**OBJECTIVE:** An exact copy of all the data is required, with pictures left out.

[Stored data]
-- start --
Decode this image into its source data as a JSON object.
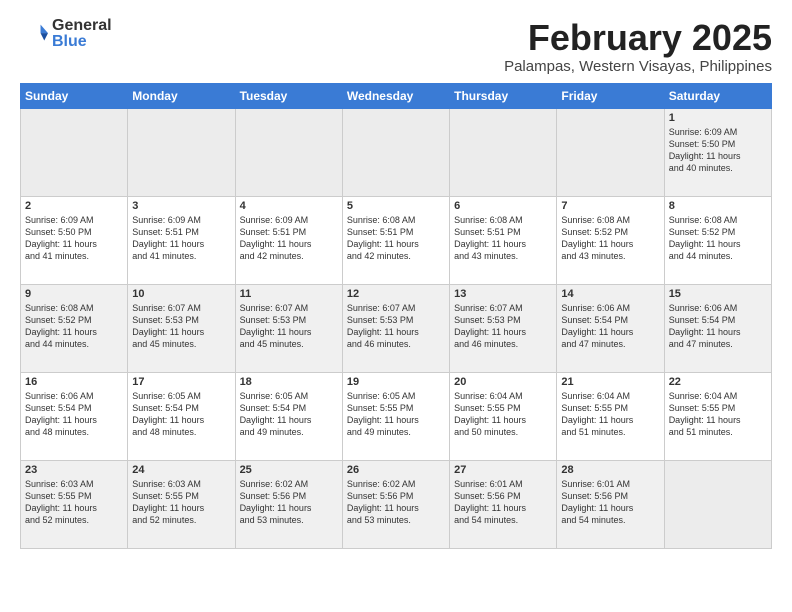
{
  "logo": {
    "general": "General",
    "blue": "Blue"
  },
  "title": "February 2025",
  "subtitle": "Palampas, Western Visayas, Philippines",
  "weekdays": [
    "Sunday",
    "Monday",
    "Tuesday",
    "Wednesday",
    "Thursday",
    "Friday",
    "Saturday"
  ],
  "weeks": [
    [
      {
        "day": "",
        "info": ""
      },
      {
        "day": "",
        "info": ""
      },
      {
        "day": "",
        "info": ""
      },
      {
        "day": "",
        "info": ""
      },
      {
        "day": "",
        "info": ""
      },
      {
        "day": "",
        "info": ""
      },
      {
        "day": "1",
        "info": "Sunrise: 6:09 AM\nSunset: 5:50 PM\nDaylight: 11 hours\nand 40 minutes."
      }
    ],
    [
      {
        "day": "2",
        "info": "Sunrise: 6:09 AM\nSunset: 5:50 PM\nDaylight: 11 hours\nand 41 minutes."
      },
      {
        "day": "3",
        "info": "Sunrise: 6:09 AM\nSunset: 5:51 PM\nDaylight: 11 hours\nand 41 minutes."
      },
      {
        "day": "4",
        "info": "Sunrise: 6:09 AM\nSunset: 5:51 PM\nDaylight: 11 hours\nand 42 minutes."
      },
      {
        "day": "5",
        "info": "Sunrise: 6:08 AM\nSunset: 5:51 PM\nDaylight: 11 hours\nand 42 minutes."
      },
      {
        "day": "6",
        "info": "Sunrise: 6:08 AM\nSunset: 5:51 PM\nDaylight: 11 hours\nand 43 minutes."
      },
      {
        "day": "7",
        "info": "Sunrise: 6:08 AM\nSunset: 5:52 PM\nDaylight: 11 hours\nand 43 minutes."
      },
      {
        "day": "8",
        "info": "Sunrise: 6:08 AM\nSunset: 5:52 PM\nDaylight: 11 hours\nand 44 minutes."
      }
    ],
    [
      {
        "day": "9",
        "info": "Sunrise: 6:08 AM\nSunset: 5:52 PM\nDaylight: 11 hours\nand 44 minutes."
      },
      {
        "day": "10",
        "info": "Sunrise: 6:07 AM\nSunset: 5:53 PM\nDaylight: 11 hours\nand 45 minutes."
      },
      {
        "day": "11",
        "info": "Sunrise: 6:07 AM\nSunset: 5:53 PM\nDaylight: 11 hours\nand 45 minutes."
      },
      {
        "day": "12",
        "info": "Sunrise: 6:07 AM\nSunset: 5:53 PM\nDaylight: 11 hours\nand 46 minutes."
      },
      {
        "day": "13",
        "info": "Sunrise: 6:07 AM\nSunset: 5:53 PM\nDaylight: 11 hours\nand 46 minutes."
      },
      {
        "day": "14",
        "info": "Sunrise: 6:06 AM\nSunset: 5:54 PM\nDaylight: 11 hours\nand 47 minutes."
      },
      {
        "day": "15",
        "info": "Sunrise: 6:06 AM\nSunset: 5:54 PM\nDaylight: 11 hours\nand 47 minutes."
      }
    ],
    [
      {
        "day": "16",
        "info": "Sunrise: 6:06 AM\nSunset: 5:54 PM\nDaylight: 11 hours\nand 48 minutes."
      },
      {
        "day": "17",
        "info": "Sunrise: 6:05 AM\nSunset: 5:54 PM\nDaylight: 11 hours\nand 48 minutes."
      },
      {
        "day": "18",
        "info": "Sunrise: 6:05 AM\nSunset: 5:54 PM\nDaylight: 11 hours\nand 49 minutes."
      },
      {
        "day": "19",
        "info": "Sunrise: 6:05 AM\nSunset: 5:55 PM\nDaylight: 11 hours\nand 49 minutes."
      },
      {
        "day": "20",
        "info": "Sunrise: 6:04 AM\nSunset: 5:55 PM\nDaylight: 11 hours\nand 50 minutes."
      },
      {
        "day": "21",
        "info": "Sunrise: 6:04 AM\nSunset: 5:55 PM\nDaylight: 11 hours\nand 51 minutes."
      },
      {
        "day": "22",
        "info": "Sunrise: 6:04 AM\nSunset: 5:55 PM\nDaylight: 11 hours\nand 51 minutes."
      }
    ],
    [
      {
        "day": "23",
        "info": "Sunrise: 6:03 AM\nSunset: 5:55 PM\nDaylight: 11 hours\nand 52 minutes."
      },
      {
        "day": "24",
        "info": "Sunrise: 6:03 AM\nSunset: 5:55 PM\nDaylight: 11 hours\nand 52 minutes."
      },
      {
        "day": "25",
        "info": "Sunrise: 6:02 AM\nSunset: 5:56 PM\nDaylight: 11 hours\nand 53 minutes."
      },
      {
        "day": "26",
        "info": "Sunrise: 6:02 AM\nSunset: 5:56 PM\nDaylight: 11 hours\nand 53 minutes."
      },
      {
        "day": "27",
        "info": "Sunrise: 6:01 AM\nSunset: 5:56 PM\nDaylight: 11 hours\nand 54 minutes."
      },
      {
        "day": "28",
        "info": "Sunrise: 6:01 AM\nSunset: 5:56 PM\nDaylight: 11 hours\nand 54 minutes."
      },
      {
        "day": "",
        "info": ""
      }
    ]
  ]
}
-- end --
**EXERCISE OUTPUT:**
Decode this image into its source data as a JSON object.
{
  "logo": {
    "general": "General",
    "blue": "Blue"
  },
  "title": "February 2025",
  "subtitle": "Palampas, Western Visayas, Philippines",
  "weekdays": [
    "Sunday",
    "Monday",
    "Tuesday",
    "Wednesday",
    "Thursday",
    "Friday",
    "Saturday"
  ],
  "weeks": [
    [
      {
        "day": "",
        "info": ""
      },
      {
        "day": "",
        "info": ""
      },
      {
        "day": "",
        "info": ""
      },
      {
        "day": "",
        "info": ""
      },
      {
        "day": "",
        "info": ""
      },
      {
        "day": "",
        "info": ""
      },
      {
        "day": "1",
        "info": "Sunrise: 6:09 AM\nSunset: 5:50 PM\nDaylight: 11 hours\nand 40 minutes."
      }
    ],
    [
      {
        "day": "2",
        "info": "Sunrise: 6:09 AM\nSunset: 5:50 PM\nDaylight: 11 hours\nand 41 minutes."
      },
      {
        "day": "3",
        "info": "Sunrise: 6:09 AM\nSunset: 5:51 PM\nDaylight: 11 hours\nand 41 minutes."
      },
      {
        "day": "4",
        "info": "Sunrise: 6:09 AM\nSunset: 5:51 PM\nDaylight: 11 hours\nand 42 minutes."
      },
      {
        "day": "5",
        "info": "Sunrise: 6:08 AM\nSunset: 5:51 PM\nDaylight: 11 hours\nand 42 minutes."
      },
      {
        "day": "6",
        "info": "Sunrise: 6:08 AM\nSunset: 5:51 PM\nDaylight: 11 hours\nand 43 minutes."
      },
      {
        "day": "7",
        "info": "Sunrise: 6:08 AM\nSunset: 5:52 PM\nDaylight: 11 hours\nand 43 minutes."
      },
      {
        "day": "8",
        "info": "Sunrise: 6:08 AM\nSunset: 5:52 PM\nDaylight: 11 hours\nand 44 minutes."
      }
    ],
    [
      {
        "day": "9",
        "info": "Sunrise: 6:08 AM\nSunset: 5:52 PM\nDaylight: 11 hours\nand 44 minutes."
      },
      {
        "day": "10",
        "info": "Sunrise: 6:07 AM\nSunset: 5:53 PM\nDaylight: 11 hours\nand 45 minutes."
      },
      {
        "day": "11",
        "info": "Sunrise: 6:07 AM\nSunset: 5:53 PM\nDaylight: 11 hours\nand 45 minutes."
      },
      {
        "day": "12",
        "info": "Sunrise: 6:07 AM\nSunset: 5:53 PM\nDaylight: 11 hours\nand 46 minutes."
      },
      {
        "day": "13",
        "info": "Sunrise: 6:07 AM\nSunset: 5:53 PM\nDaylight: 11 hours\nand 46 minutes."
      },
      {
        "day": "14",
        "info": "Sunrise: 6:06 AM\nSunset: 5:54 PM\nDaylight: 11 hours\nand 47 minutes."
      },
      {
        "day": "15",
        "info": "Sunrise: 6:06 AM\nSunset: 5:54 PM\nDaylight: 11 hours\nand 47 minutes."
      }
    ],
    [
      {
        "day": "16",
        "info": "Sunrise: 6:06 AM\nSunset: 5:54 PM\nDaylight: 11 hours\nand 48 minutes."
      },
      {
        "day": "17",
        "info": "Sunrise: 6:05 AM\nSunset: 5:54 PM\nDaylight: 11 hours\nand 48 minutes."
      },
      {
        "day": "18",
        "info": "Sunrise: 6:05 AM\nSunset: 5:54 PM\nDaylight: 11 hours\nand 49 minutes."
      },
      {
        "day": "19",
        "info": "Sunrise: 6:05 AM\nSunset: 5:55 PM\nDaylight: 11 hours\nand 49 minutes."
      },
      {
        "day": "20",
        "info": "Sunrise: 6:04 AM\nSunset: 5:55 PM\nDaylight: 11 hours\nand 50 minutes."
      },
      {
        "day": "21",
        "info": "Sunrise: 6:04 AM\nSunset: 5:55 PM\nDaylight: 11 hours\nand 51 minutes."
      },
      {
        "day": "22",
        "info": "Sunrise: 6:04 AM\nSunset: 5:55 PM\nDaylight: 11 hours\nand 51 minutes."
      }
    ],
    [
      {
        "day": "23",
        "info": "Sunrise: 6:03 AM\nSunset: 5:55 PM\nDaylight: 11 hours\nand 52 minutes."
      },
      {
        "day": "24",
        "info": "Sunrise: 6:03 AM\nSunset: 5:55 PM\nDaylight: 11 hours\nand 52 minutes."
      },
      {
        "day": "25",
        "info": "Sunrise: 6:02 AM\nSunset: 5:56 PM\nDaylight: 11 hours\nand 53 minutes."
      },
      {
        "day": "26",
        "info": "Sunrise: 6:02 AM\nSunset: 5:56 PM\nDaylight: 11 hours\nand 53 minutes."
      },
      {
        "day": "27",
        "info": "Sunrise: 6:01 AM\nSunset: 5:56 PM\nDaylight: 11 hours\nand 54 minutes."
      },
      {
        "day": "28",
        "info": "Sunrise: 6:01 AM\nSunset: 5:56 PM\nDaylight: 11 hours\nand 54 minutes."
      },
      {
        "day": "",
        "info": ""
      }
    ]
  ]
}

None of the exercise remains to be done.